## Quelle
--------

Es zeigt ein jungsteinzeitliches Haus im Maßstab 1/20.
Das Modell orientiert sich strikt am Befund von Pestenacker / Bayern. Das Original wurde 3545 vor Chr errichtet. Das genaue Baudatum konnte über die Dentrochronologie ermittelt werden. Es ist der einzige Befund eines jungsteinzeitlichen Hauses, der auch sehr gute Rückschlüsse auf die Inneneinteilung und -einrichtung zuläßt.

Das hauptsächliche Material ist Balsaholz, das es in verschiedenen Stärken und Profilen im Modellbaubedarf ( Architekturmodellbau!) gibt. Das 'rindengedeckte' Dach ist Papier aus Naturmaterial, gibt's im Bastel- und Verpackungsbedarf.

Die Figuren sind Elastolinfiguren, unbemalt erstanden und umgebaut mit Velourpapier.

Die komplette Bemalung entstand durchgängig mit Ölfarben. Boden und Vegetation ist diversen Streumaterial von Busch, Heki und Woodlands. Aus Gründen der Dauerhaftigkeit wird hier auf Naturmaterial verzichtet.

Das Modell ist im Naturhistorischen Museum in Nürnberg zu sehen, wo wir beide in der Abteilung Vorgeschichte uns mit Rekonstruktionen und Modellbau beschäftigen.



















Grüße,
Hans
Ceterum censeo: Die Lackierung ist wichtiger

Helge

wooooow :respekt: :klatsch: mehr fällt mir da nicht ein
eine wirklich tolle arbeit von deinem bruder hut ab .......... naja ein grund mehr mal wieder nach nürnberg zu fahren

gruß

Helge
Wenn Du denkst es geht nicht mehr, dann .... Dann gib einfach auf!

Lawman

Sieht wirklich genial aus :P Ich bewundere diese modellbauerischen Meisterwerke in Museen auch immer wieder gerne. Man sieht aus diesen Werken auch die Freude, die Profi-Modellbauer bei der Ausübung ihres Berufes wohl haben. Schön, wenn man sein Hobby zum Beruf machen kann.

Reto

Hans

Nix Beruf. Modellbauer wie Du und ich. Das ganze Museum wird komplett ehrenamtlich geführt.

H.
Ceterum censeo: Die Lackierung ist wichtiger

Talisker

Einfach saumäßig stark :respekt:
Dank Museum braucht man sich auch hinterher nicht den Kopf darüber zerbrechen wo man das Kunstwerk staubgeschützt hinstellt.

Hans, zeig uns doch bitte mehr von den Trauner'schen Meisterwerken!

Servus
Talisker

mm

Tolle Arbeit die Thomas da "abgeliefert" hat. :P
Auch wenn man ein paar eurer alten Sachen kennt.

Ihr seid die Experten also ned schmunzeln, wenn jetzt komische Fragen kommen.;)
Die Farben im Haus (Wandmalereien) und auch bei der Kleidung finde ich sehr kräftig. Was ist darüber bekannt? Farbbeschaffung in der Zeit?
Inwiefern ist etwas über die Kleidung der Bewohner bekannt. Lassen die Funde auch dort Rückschlüsse zu? Inweit habt ihr euch die "künstlerische" Freiheit rausnehmen können?

--------

## Ziel der Übung
Kopiere aus dem Text zum Hausmodell wortgetreu den Abschnitt, der mit den Worten „Das Modell orientiert“ anfängt und mit „umgebaut mit Velourpapier.“ schließt. Die Daten haben mit dem Text zum Hausmodell nichts zu tun.

## Angezeigte Daten
--------

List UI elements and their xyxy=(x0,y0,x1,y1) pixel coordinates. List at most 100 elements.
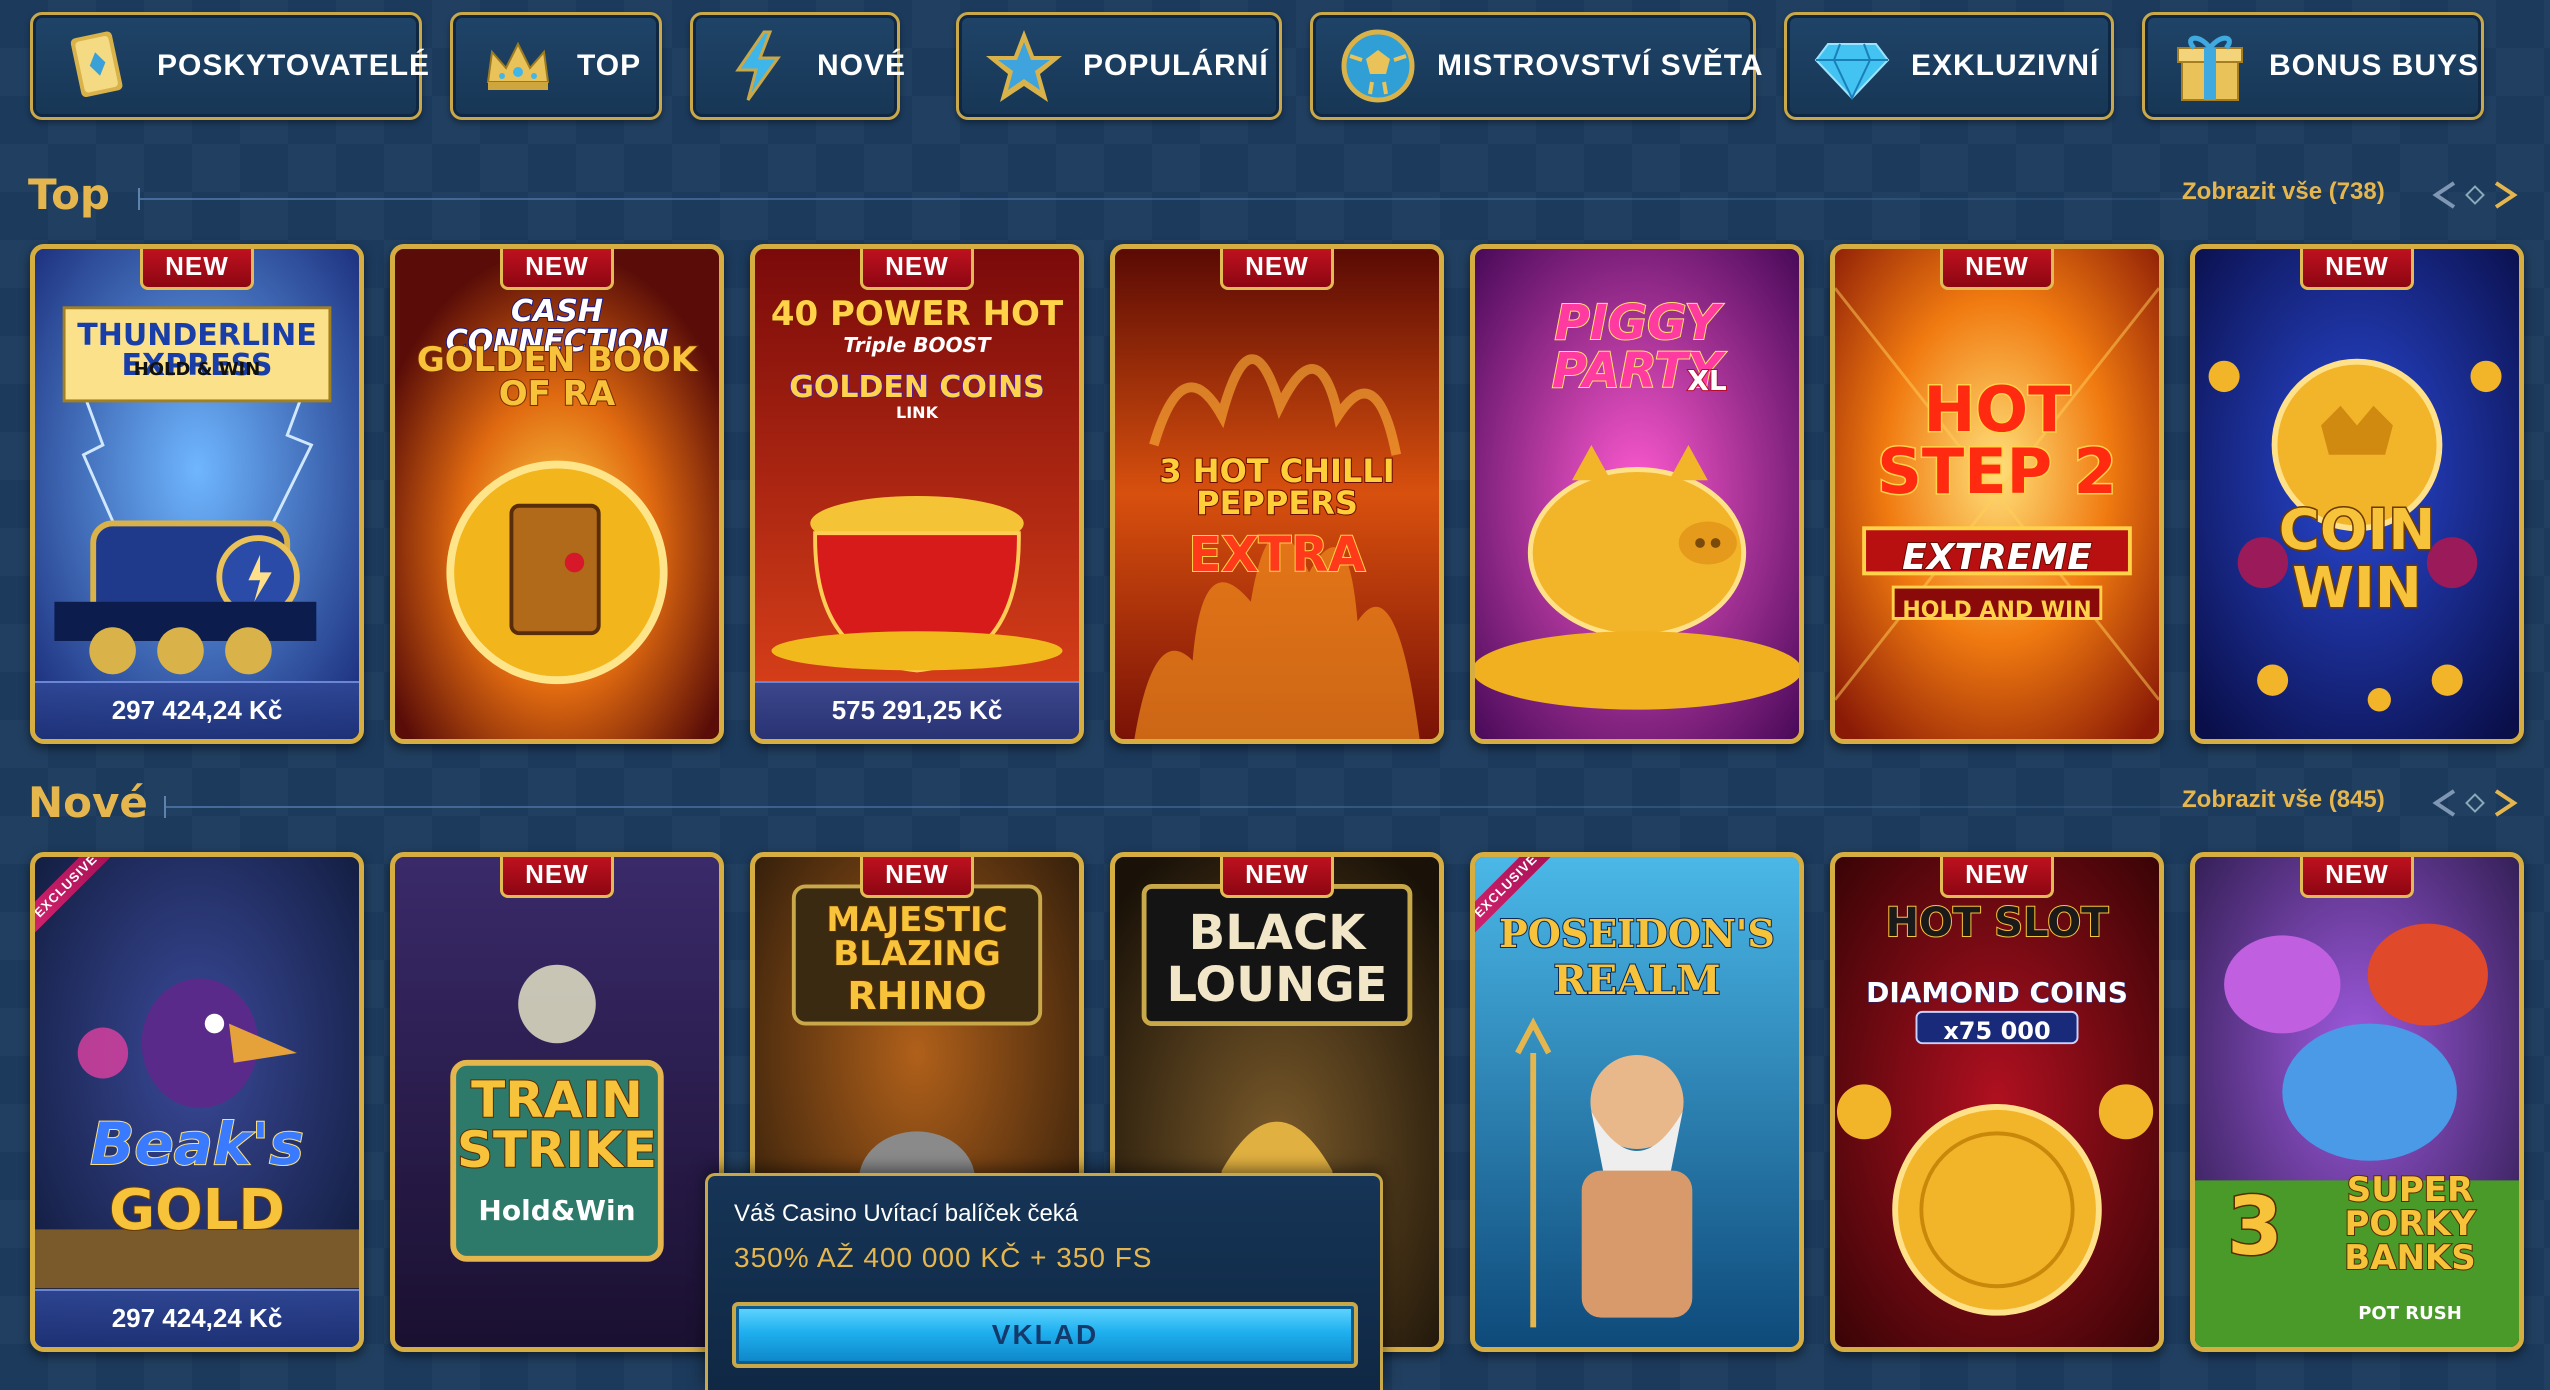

--------

## Das Ergebnis
Das Modell orientiert sich strikt am Befund von Pestenacker / Bayern. Das Original wurde 3545 vor Chr errichtet. Das genaue Baudatum konnte über die Dentrochronologie ermittelt werden. Es ist der einzige Befund eines jungsteinzeitlichen Hauses, der auch sehr gute Rückschlüsse auf die Inneneinteilung und -einrichtung zuläßt.

Das hauptsächliche Material ist Balsaholz, das es in verschiedenen Stärken und Profilen im Modellbaubedarf ( Architekturmodellbau!) gibt. Das 'rindengedeckte' Dach ist Papier aus Naturmaterial, gibt's im Bastel- und Verpackungsbedarf.

Die Figuren sind Elastolinfiguren, unbemalt erstanden und umgebaut mit Velourpapier.